**What to do**
Reproduce the listing below, substituting "Reference-numbered description" for every occurrence of "Description with numbered items" and leaving all other text unchanged.

— Start Available records —

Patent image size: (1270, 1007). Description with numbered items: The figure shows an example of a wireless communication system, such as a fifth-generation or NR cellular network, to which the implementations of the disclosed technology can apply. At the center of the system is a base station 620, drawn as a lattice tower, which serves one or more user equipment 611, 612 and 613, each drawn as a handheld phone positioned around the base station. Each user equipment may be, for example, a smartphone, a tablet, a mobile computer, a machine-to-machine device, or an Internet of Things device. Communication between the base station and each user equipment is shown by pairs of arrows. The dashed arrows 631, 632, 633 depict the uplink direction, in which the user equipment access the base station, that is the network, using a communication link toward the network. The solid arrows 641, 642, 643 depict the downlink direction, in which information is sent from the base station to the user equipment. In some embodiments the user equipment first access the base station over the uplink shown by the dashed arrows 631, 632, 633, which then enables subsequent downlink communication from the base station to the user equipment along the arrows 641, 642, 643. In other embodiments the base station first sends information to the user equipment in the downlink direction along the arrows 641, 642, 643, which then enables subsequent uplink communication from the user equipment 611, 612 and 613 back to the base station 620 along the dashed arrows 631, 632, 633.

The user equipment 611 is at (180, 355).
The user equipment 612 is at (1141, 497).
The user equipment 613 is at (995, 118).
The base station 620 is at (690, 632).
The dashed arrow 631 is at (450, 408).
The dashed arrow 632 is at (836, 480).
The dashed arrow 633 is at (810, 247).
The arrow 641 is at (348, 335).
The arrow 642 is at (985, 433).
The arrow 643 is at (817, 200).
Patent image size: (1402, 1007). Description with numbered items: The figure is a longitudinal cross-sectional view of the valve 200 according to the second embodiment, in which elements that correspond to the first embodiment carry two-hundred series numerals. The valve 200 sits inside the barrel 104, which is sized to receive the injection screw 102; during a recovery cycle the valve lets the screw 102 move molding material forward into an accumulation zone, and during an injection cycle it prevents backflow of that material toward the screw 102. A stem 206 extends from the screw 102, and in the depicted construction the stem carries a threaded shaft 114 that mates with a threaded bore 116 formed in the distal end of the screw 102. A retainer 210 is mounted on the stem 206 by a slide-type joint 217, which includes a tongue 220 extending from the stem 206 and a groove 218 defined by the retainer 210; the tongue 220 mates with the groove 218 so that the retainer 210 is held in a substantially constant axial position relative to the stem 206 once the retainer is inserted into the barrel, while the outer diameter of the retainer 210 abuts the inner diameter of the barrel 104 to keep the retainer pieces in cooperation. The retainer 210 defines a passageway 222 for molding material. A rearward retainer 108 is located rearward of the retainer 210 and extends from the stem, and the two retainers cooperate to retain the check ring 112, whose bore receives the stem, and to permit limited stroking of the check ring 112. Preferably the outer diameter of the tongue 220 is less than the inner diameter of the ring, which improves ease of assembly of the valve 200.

— End Available records —

**Answer for this exercise**
Patent image size: (1270, 1007). Reference-numbered description: The figure shows an example of a wireless communication system, such as a fifth-generation or NR cellular network, to which the implementations of the disclosed technology can apply. At the center of the system is a base station 620, drawn as a lattice tower, which serves one or more user equipment 611, 612 and 613, each drawn as a handheld phone positioned around the base station. Each user equipment may be, for example, a smartphone, a tablet, a mobile computer, a machine-to-machine device, or an Internet of Things device. Communication between the base station and each user equipment is shown by pairs of arrows. The dashed arrows 631, 632, 633 depict the uplink direction, in which the user equipment access the base station, that is the network, using a communication link toward the network. The solid arrows 641, 642, 643 depict the downlink direction, in which information is sent from the base station to the user equipment. In some embodiments the user equipment first access the base station over the uplink shown by the dashed arrows 631, 632, 633, which then enables subsequent downlink communication from the base station to the user equipment along the arrows 641, 642, 643. In other embodiments the base station first sends information to the user equipment in the downlink direction along the arrows 641, 642, 643, which then enables subsequent uplink communication from the user equipment 611, 612 and 613 back to the base station 620 along the dashed arrows 631, 632, 633.

The user equipment 611 is at (180, 355).
The user equipment 612 is at (1141, 497).
The user equipment 613 is at (995, 118).
The base station 620 is at (690, 632).
The dashed arrow 631 is at (450, 408).
The dashed arrow 632 is at (836, 480).
The dashed arrow 633 is at (810, 247).
The arrow 641 is at (348, 335).
The arrow 642 is at (985, 433).
The arrow 643 is at (817, 200).
Patent image size: (1402, 1007). Reference-numbered description: The figure is a longitudinal cross-sectional view of the valve 200 according to the second embodiment, in which elements that correspond to the first embodiment carry two-hundred series numerals. The valve 200 sits inside the barrel 104, which is sized to receive the injection screw 102; during a recovery cycle the valve lets the screw 102 move molding material forward into an accumulation zone, and during an injection cycle it prevents backflow of that material toward the screw 102. A stem 206 extends from the screw 102, and in the depicted construction the stem carries a threaded shaft 114 that mates with a threaded bore 116 formed in the distal end of the screw 102. A retainer 210 is mounted on the stem 206 by a slide-type joint 217, which includes a tongue 220 extending from the stem 206 and a groove 218 defined by the retainer 210; the tongue 220 mates with the groove 218 so that the retainer 210 is held in a substantially constant axial position relative to the stem 206 once the retainer is inserted into the barrel, while the outer diameter of the retainer 210 abuts the inner diameter of the barrel 104 to keep the retainer pieces in cooperation. The retainer 210 defines a passageway 222 for molding material. A rearward retainer 108 is located rearward of the retainer 210 and extends from the stem, and the two retainers cooperate to retain the check ring 112, whose bore receives the stem, and to permit limited stroking of the check ring 112. Preferably the outer diameter of the tongue 220 is less than the inner diameter of the ring, which improves ease of assembly of the valve 200.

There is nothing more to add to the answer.